**Task brief:** Every entry must be copied word for word.

========================

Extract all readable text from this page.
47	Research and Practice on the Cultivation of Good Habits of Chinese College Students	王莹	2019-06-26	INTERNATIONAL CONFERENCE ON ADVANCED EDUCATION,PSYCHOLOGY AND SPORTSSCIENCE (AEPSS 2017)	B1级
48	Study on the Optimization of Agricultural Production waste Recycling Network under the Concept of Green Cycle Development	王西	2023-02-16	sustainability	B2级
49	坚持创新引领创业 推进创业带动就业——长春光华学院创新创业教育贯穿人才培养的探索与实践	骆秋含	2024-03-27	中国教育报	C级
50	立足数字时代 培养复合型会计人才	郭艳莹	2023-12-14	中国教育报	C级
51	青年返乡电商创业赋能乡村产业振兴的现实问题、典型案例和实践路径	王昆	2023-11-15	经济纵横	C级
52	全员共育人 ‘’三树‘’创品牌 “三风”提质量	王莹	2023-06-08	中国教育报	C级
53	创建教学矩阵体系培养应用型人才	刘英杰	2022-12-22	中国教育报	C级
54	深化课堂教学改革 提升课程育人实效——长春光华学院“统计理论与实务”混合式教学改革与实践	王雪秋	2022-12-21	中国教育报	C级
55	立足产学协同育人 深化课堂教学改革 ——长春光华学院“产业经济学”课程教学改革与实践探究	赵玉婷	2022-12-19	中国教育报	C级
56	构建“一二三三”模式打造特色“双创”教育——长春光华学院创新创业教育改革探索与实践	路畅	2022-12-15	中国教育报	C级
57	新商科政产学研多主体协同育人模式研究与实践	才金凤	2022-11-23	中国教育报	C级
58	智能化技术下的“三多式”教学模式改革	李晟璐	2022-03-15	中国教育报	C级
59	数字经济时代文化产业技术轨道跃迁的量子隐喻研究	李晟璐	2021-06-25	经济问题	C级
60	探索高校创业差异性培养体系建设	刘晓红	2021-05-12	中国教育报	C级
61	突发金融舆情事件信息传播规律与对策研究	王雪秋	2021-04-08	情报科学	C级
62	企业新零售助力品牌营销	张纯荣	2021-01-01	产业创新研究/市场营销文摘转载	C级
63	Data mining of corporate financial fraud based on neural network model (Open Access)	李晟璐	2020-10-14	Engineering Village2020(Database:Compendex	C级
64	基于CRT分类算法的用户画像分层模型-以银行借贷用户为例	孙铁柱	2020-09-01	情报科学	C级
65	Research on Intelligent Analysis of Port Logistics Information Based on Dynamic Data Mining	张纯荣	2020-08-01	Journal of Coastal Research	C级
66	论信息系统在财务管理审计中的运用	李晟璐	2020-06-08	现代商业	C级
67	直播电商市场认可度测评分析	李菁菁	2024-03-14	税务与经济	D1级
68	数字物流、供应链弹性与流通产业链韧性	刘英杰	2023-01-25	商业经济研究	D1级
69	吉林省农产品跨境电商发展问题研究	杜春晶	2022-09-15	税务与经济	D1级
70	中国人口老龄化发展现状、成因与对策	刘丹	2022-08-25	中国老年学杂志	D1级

========================

**Task result:**
Extract all readable text from this page.
47	Research and Practice on the Cultivation of Good Habits of Chinese College Students	王莹	2019-06-26	INTERNATIONAL CONFERENCE ON ADVANCED EDUCATION,PSYCHOLOGY AND SPORTSSCIENCE (AEPSS 2017)	B1级
48	Study on the Optimization of Agricultural Production waste Recycling Network under the Concept of Green Cycle Development	王西	2023-02-16	sustainability	B2级
49	坚持创新引领创业 推进创业带动就业——长春光华学院创新创业教育贯穿人才培养的探索与实践	骆秋含	2024-03-27	中国教育报	C级
50	立足数字时代 培养复合型会计人才	郭艳莹	2023-12-14	中国教育报	C级
51	青年返乡电商创业赋能乡村产业振兴的现实问题、典型案例和实践路径	王昆	2023-11-15	经济纵横	C级
52	全员共育人 ‘’三树‘’创品牌 “三风”提质量	王莹	2023-06-08	中国教育报	C级
53	创建教学矩阵体系培养应用型人才	刘英杰	2022-12-22	中国教育报	C级
54	深化课堂教学改革 提升课程育人实效——长春光华学院“统计理论与实务”混合式教学改革与实践	王雪秋	2022-12-21	中国教育报	C级
55	立足产学协同育人 深化课堂教学改革 ——长春光华学院“产业经济学”课程教学改革与实践探究	赵玉婷	2022-12-19	中国教育报	C级
56	构建“一二三三”模式打造特色“双创”教育——长春光华学院创新创业教育改革探索与实践	路畅	2022-12-15	中国教育报	C级
57	新商科政产学研多主体协同育人模式研究与实践	才金凤	2022-11-23	中国教育报	C级
58	智能化技术下的“三多式”教学模式改革	李晟璐	2022-03-15	中国教育报	C级
59	数字经济时代文化产业技术轨道跃迁的量子隐喻研究	李晟璐	2021-06-25	经济问题	C级
60	探索高校创业差异性培养体系建设	刘晓红	2021-05-12	中国教育报	C级
61	突发金融舆情事件信息传播规律与对策研究	王雪秋	2021-04-08	情报科学	C级
62	企业新零售助力品牌营销	张纯荣	2021-01-01	产业创新研究/市场营销文摘转载	C级
63	Data mining of corporate financial fraud based on neural network model (Open Access)	李晟璐	2020-10-14	Engineering Village2020(Database:Compendex	C级
64	基于CRT分类算法的用户画像分层模型-以银行借贷用户为例	孙铁柱	2020-09-01	情报科学	C级
65	Research on Intelligent Analysis of Port Logistics Information Based on Dynamic Data Mining	张纯荣	2020-08-01	Journal of Coastal Research	C级
66	论信息系统在财务管理审计中的运用	李晟璐	2020-06-08	现代商业	C级
67	直播电商市场认可度测评分析	李菁菁	2024-03-14	税务与经济	D1级
68	数字物流、供应链弹性与流通产业链韧性	刘英杰	2023-01-25	商业经济研究	D1级
69	吉林省农产品跨境电商发展问题研究	杜春晶	2022-09-15	税务与经济	D1级
70	中国人口老龄化发展现状、成因与对策	刘丹	2022-08-25	中国老年学杂志	D1级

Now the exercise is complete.